▶ **Exercise brief**:
All of the material should be reproduced exactly, with pictures left out.
======== Given records
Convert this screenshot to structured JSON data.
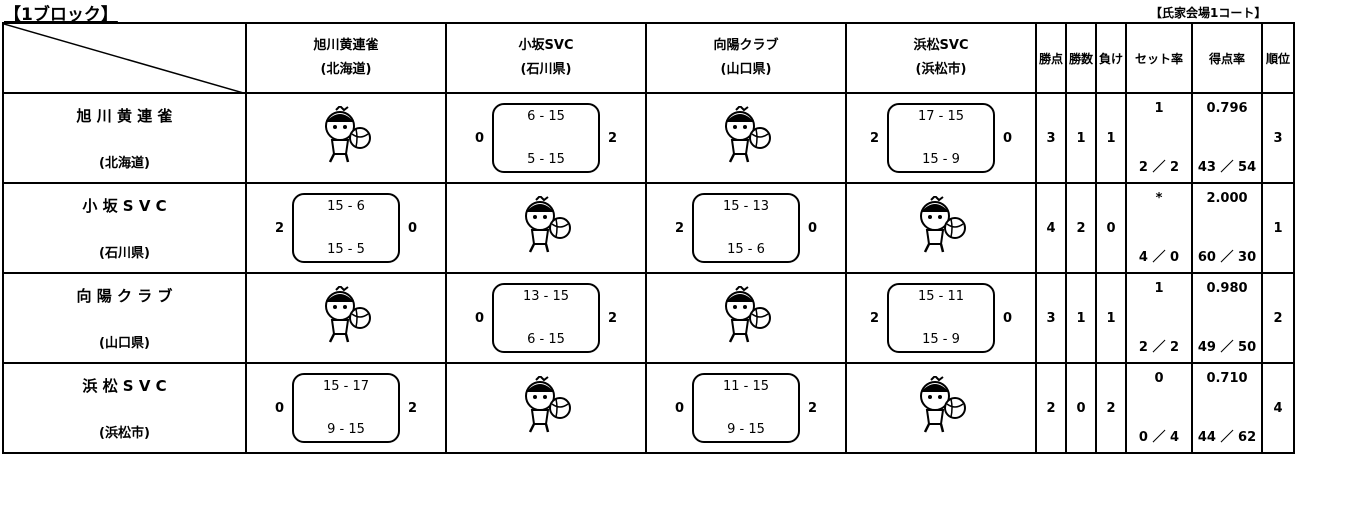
{
  "header": {
    "title": "【1ブロック】",
    "venue": "【氏家会場1コート】"
  },
  "table": {
    "teams": [
      {
        "name": "旭川黄連雀",
        "region": "(北海道)"
      },
      {
        "name": "小坂SVC",
        "region": "(石川県)"
      },
      {
        "name": "向陽クラブ",
        "region": "(山口県)"
      },
      {
        "name": "浜松SVC",
        "region": "(浜松市)"
      }
    ],
    "stat_headers": [
      "勝点",
      "勝数",
      "負け",
      "セット率",
      "得点率",
      "順位"
    ],
    "rows": [
      {
        "name": "旭 川 黄 連 雀",
        "region": "(北海道)",
        "results": [
          null,
          {
            "left": "0",
            "top": "6 - 15",
            "bottom": "5 - 15",
            "right": "2"
          },
          null,
          {
            "left": "2",
            "top": "17 - 15",
            "bottom": "15 - 9",
            "right": "0"
          }
        ],
        "points": "3",
        "wins": "1",
        "losses": "1",
        "set_rate": "1",
        "sets": "2 ／ 2",
        "point_rate": "0.796",
        "score": "43 ／ 54",
        "rank": "3"
      },
      {
        "name": "小 坂 S V C",
        "region": "(石川県)",
        "results": [
          {
            "left": "2",
            "top": "15 - 6",
            "bottom": "15 - 5",
            "right": "0"
          },
          null,
          {
            "left": "2",
            "top": "15 - 13",
            "bottom": "15 - 6",
            "right": "0"
          },
          null
        ],
        "points": "4",
        "wins": "2",
        "losses": "0",
        "set_rate": "*",
        "sets": "4 ／ 0",
        "point_rate": "2.000",
        "score": "60 ／ 30",
        "rank": "1"
      },
      {
        "name": "向 陽 ク ラ ブ",
        "region": "(山口県)",
        "results": [
          null,
          {
            "left": "0",
            "top": "13 - 15",
            "bottom": "6 - 15",
            "right": "2"
          },
          null,
          {
            "left": "2",
            "top": "15 - 11",
            "bottom": "15 - 9",
            "right": "0"
          }
        ],
        "points": "3",
        "wins": "1",
        "losses": "1",
        "set_rate": "1",
        "sets": "2 ／ 2",
        "point_rate": "0.980",
        "score": "49 ／ 50",
        "rank": "2"
      },
      {
        "name": "浜 松 S V C",
        "region": "(浜松市)",
        "results": [
          {
            "left": "0",
            "top": "15 - 17",
            "bottom": "9 - 15",
            "right": "2"
          },
          null,
          {
            "left": "0",
            "top": "11 - 15",
            "bottom": "9 - 15",
            "right": "2"
          },
          null
        ],
        "points": "2",
        "wins": "0",
        "losses": "2",
        "set_rate": "0",
        "sets": "0 ／ 4",
        "point_rate": "0.710",
        "score": "44 ／ 62",
        "rank": "4"
      }
    ]
  }
}
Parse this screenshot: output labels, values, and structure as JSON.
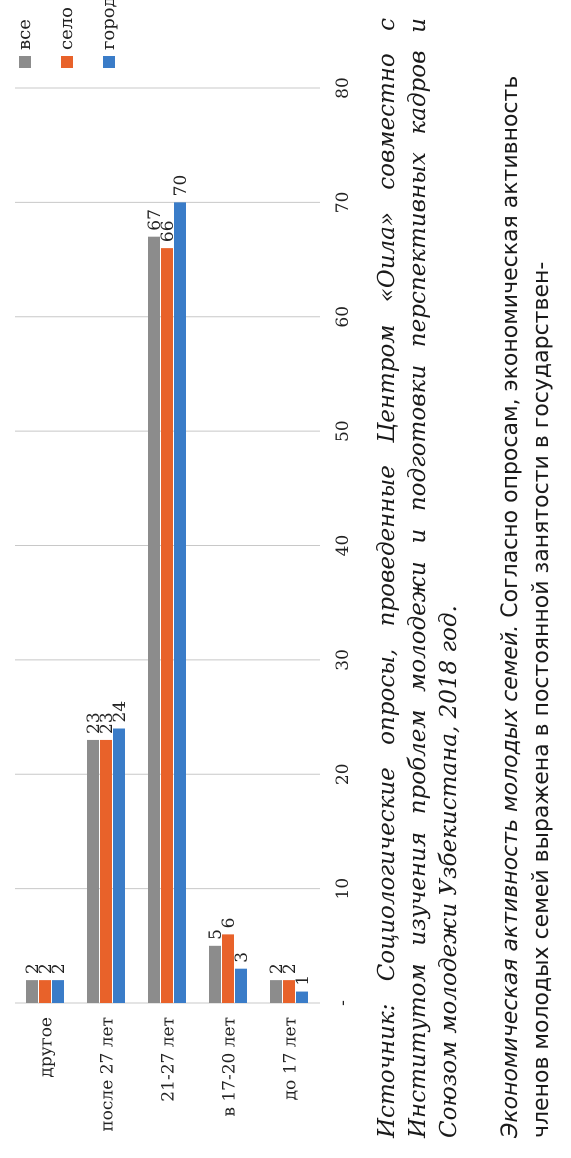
{
  "chart_data": {
    "type": "bar",
    "orientation": "horizontal",
    "categories": [
      "другое",
      "после 27 лет",
      "21-27 лет",
      "в 17-20 лет",
      "до 17 лет"
    ],
    "series": [
      {
        "name": "все",
        "color": "#8c8c8c",
        "values": [
          2,
          23,
          67,
          5,
          2
        ]
      },
      {
        "name": "село",
        "color": "#e8622a",
        "values": [
          2,
          23,
          66,
          6,
          2
        ]
      },
      {
        "name": "город",
        "color": "#3a7cc8",
        "values": [
          2,
          24,
          70,
          3,
          1
        ]
      }
    ],
    "xlim": [
      0,
      80
    ],
    "xticks": [
      "-",
      "10",
      "20",
      "30",
      "40",
      "50",
      "60",
      "70",
      "80"
    ],
    "grid": true,
    "legend_position": "right"
  },
  "caption": {
    "text": "Источник: Социологические опросы, проведенные Центром «Оила» совместно с Институтом изучения проблем молодежи и подготовки перспективных кадров и Союзом молодежи Узбекистана, 2018 год."
  },
  "body": {
    "italic_lead": "Экономическая активность молодых семей.",
    "text": " Согласно опросам, экономическая активность членов молодых семей выражена в постоянной занятости в государствен-"
  }
}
================
▶ **Solution**:
Convert this screenshot to structured JSON data.
{
  "header": {
    "title": "【1ブロック】",
    "venue": "【氏家会場1コート】"
  },
  "table": {
    "teams": [
      {
        "name": "旭川黄連雀",
        "region": "(北海道)"
      },
      {
        "name": "小坂SVC",
        "region": "(石川県)"
      },
      {
        "name": "向陽クラブ",
        "region": "(山口県)"
      },
      {
        "name": "浜松SVC",
        "region": "(浜松市)"
      }
    ],
    "stat_headers": [
      "勝点",
      "勝数",
      "負け",
      "セット率",
      "得点率",
      "順位"
    ],
    "rows": [
      {
        "name": "旭 川 黄 連 雀",
        "region": "(北海道)",
        "results": [
          null,
          {
            "left": "0",
            "top": "6 - 15",
            "bottom": "5 - 15",
            "right": "2"
          },
          null,
          {
            "left": "2",
            "top": "17 - 15",
            "bottom": "15 - 9",
            "right": "0"
          }
        ],
        "points": "3",
        "wins": "1",
        "losses": "1",
        "set_rate": "1",
        "sets": "2 ／ 2",
        "point_rate": "0.796",
        "score": "43 ／ 54",
        "rank": "3"
      },
      {
        "name": "小 坂 S V C",
        "region": "(石川県)",
        "results": [
          {
            "left": "2",
            "top": "15 - 6",
            "bottom": "15 - 5",
            "right": "0"
          },
          null,
          {
            "left": "2",
            "top": "15 - 13",
            "bottom": "15 - 6",
            "right": "0"
          },
          null
        ],
        "points": "4",
        "wins": "2",
        "losses": "0",
        "set_rate": "*",
        "sets": "4 ／ 0",
        "point_rate": "2.000",
        "score": "60 ／ 30",
        "rank": "1"
      },
      {
        "name": "向 陽 ク ラ ブ",
        "region": "(山口県)",
        "results": [
          null,
          {
            "left": "0",
            "top": "13 - 15",
            "bottom": "6 - 15",
            "right": "2"
          },
          null,
          {
            "left": "2",
            "top": "15 - 11",
            "bottom": "15 - 9",
            "right": "0"
          }
        ],
        "points": "3",
        "wins": "1",
        "losses": "1",
        "set_rate": "1",
        "sets": "2 ／ 2",
        "point_rate": "0.980",
        "score": "49 ／ 50",
        "rank": "2"
      },
      {
        "name": "浜 松 S V C",
        "region": "(浜松市)",
        "results": [
          {
            "left": "0",
            "top": "15 - 17",
            "bottom": "9 - 15",
            "right": "2"
          },
          null,
          {
            "left": "0",
            "top": "11 - 15",
            "bottom": "9 - 15",
            "right": "2"
          },
          null
        ],
        "points": "2",
        "wins": "0",
        "losses": "2",
        "set_rate": "0",
        "sets": "0 ／ 4",
        "point_rate": "0.710",
        "score": "44 ／ 62",
        "rank": "4"
      }
    ]
  }
}
Parse this screenshot: output labels, values, and structure as JSON.
{
  "chart_data": {
    "type": "bar",
    "orientation": "horizontal",
    "categories": [
      "другое",
      "после 27 лет",
      "21-27 лет",
      "в 17-20 лет",
      "до 17 лет"
    ],
    "series": [
      {
        "name": "все",
        "color": "#8c8c8c",
        "values": [
          2,
          23,
          67,
          5,
          2
        ]
      },
      {
        "name": "село",
        "color": "#e8622a",
        "values": [
          2,
          23,
          66,
          6,
          2
        ]
      },
      {
        "name": "город",
        "color": "#3a7cc8",
        "values": [
          2,
          24,
          70,
          3,
          1
        ]
      }
    ],
    "xlim": [
      0,
      80
    ],
    "xticks": [
      "-",
      "10",
      "20",
      "30",
      "40",
      "50",
      "60",
      "70",
      "80"
    ],
    "grid": true,
    "legend_position": "right"
  },
  "caption": {
    "text": "Источник: Социологические опросы, проведенные Центром «Оила» совместно с Институтом изучения проблем молодежи и подготовки перспективных кадров и Союзом молодежи Узбекистана, 2018 год."
  },
  "body": {
    "italic_lead": "Экономическая активность молодых семей.",
    "text": " Согласно опросам, экономическая активность членов молодых семей выражена в постоянной занятости в государствен-"
  }
}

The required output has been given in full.